#### [AIM]
Reproduce the data below in full, substituting "axis-label" for every occurrence of "category-label" and leaving all other text unchanged.

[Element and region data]
■ ■ ■ ■ ■

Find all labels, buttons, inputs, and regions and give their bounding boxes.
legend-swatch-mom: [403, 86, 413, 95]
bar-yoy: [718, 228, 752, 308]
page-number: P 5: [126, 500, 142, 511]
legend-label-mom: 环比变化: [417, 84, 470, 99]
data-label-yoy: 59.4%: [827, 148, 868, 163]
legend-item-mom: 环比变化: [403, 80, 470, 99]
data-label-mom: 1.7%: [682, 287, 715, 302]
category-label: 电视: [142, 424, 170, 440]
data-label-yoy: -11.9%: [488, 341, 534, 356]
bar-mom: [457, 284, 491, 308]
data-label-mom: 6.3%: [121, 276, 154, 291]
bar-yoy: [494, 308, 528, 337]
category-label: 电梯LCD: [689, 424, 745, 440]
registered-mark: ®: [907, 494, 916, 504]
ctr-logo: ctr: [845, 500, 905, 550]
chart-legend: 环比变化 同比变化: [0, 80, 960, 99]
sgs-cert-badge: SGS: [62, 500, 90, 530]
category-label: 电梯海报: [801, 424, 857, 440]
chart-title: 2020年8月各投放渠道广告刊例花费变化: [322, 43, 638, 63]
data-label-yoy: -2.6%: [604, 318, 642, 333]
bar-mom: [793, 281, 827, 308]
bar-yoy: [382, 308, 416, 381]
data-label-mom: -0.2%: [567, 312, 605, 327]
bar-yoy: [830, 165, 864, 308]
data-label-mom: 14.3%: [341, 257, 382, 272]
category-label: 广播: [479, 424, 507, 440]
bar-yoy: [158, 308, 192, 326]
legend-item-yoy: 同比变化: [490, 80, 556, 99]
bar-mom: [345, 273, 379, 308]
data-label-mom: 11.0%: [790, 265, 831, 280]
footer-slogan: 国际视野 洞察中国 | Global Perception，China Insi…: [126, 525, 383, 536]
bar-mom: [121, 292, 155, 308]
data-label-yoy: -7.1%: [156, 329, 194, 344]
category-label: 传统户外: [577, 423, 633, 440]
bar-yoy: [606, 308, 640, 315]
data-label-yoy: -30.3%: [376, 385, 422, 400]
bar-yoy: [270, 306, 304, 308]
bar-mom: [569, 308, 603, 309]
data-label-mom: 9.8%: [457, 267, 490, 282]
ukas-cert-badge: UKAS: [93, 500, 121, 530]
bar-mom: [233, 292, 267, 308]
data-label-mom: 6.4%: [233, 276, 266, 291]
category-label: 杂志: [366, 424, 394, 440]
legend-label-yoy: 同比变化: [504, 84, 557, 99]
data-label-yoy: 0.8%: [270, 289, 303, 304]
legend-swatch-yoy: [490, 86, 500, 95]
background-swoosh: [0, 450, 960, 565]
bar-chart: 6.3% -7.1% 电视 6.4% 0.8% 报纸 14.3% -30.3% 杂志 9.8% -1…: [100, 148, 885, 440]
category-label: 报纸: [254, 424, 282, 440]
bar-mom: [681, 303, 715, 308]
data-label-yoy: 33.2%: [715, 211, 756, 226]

■ ■ ■ ■ ■

#### [SOLVED EXERCISE]
Find all labels, buttons, inputs, and regions and give their bounding boxes.
legend-swatch-mom: [403, 86, 413, 95]
bar-yoy: [718, 228, 752, 308]
page-number: P 5: [126, 500, 142, 511]
legend-label-mom: 环比变化: [417, 84, 470, 99]
data-label-yoy: 59.4%: [827, 148, 868, 163]
legend-item-mom: 环比变化: [403, 80, 470, 99]
data-label-mom: 1.7%: [682, 287, 715, 302]
axis-label: 电视: [142, 424, 170, 440]
data-label-yoy: -11.9%: [488, 341, 534, 356]
bar-mom: [457, 284, 491, 308]
data-label-mom: 6.3%: [121, 276, 154, 291]
bar-yoy: [494, 308, 528, 337]
axis-label: 电梯LCD: [689, 424, 745, 440]
registered-mark: ®: [907, 494, 916, 504]
ctr-logo: ctr: [845, 500, 905, 550]
chart-legend: 环比变化 同比变化: [0, 80, 960, 99]
sgs-cert-badge: SGS: [62, 500, 90, 530]
axis-label: 电梯海报: [801, 424, 857, 440]
chart-title: 2020年8月各投放渠道广告刊例花费变化: [322, 43, 638, 63]
data-label-yoy: -2.6%: [604, 318, 642, 333]
bar-mom: [793, 281, 827, 308]
bar-yoy: [382, 308, 416, 381]
data-label-mom: -0.2%: [567, 312, 605, 327]
bar-yoy: [830, 165, 864, 308]
data-label-mom: 14.3%: [341, 257, 382, 272]
axis-label: 广播: [479, 424, 507, 440]
bar-yoy: [158, 308, 192, 326]
legend-item-yoy: 同比变化: [490, 80, 556, 99]
bar-mom: [345, 273, 379, 308]
data-label-mom: 11.0%: [790, 265, 831, 280]
footer-slogan: 国际视野 洞察中国 | Global Perception，China Insi…: [126, 525, 383, 536]
bar-mom: [121, 292, 155, 308]
data-label-yoy: -7.1%: [156, 329, 194, 344]
axis-label: 传统户外: [577, 423, 633, 440]
bar-yoy: [606, 308, 640, 315]
data-label-yoy: -30.3%: [376, 385, 422, 400]
bar-yoy: [270, 306, 304, 308]
bar-mom: [569, 308, 603, 309]
data-label-mom: 9.8%: [457, 267, 490, 282]
ukas-cert-badge: UKAS: [93, 500, 121, 530]
bar-mom: [233, 292, 267, 308]
data-label-mom: 6.4%: [233, 276, 266, 291]
axis-label: 杂志: [366, 424, 394, 440]
legend-label-yoy: 同比变化: [504, 84, 557, 99]
data-label-yoy: 0.8%: [270, 289, 303, 304]
legend-swatch-yoy: [490, 86, 500, 95]
background-swoosh: [0, 450, 960, 565]
bar-chart: 6.3% -7.1% 电视 6.4% 0.8% 报纸 14.3% -30.3% 杂志 9.8% -1…: [100, 148, 885, 440]
axis-label: 报纸: [254, 424, 282, 440]
bar-mom: [681, 303, 715, 308]
data-label-yoy: 33.2%: [715, 211, 756, 226]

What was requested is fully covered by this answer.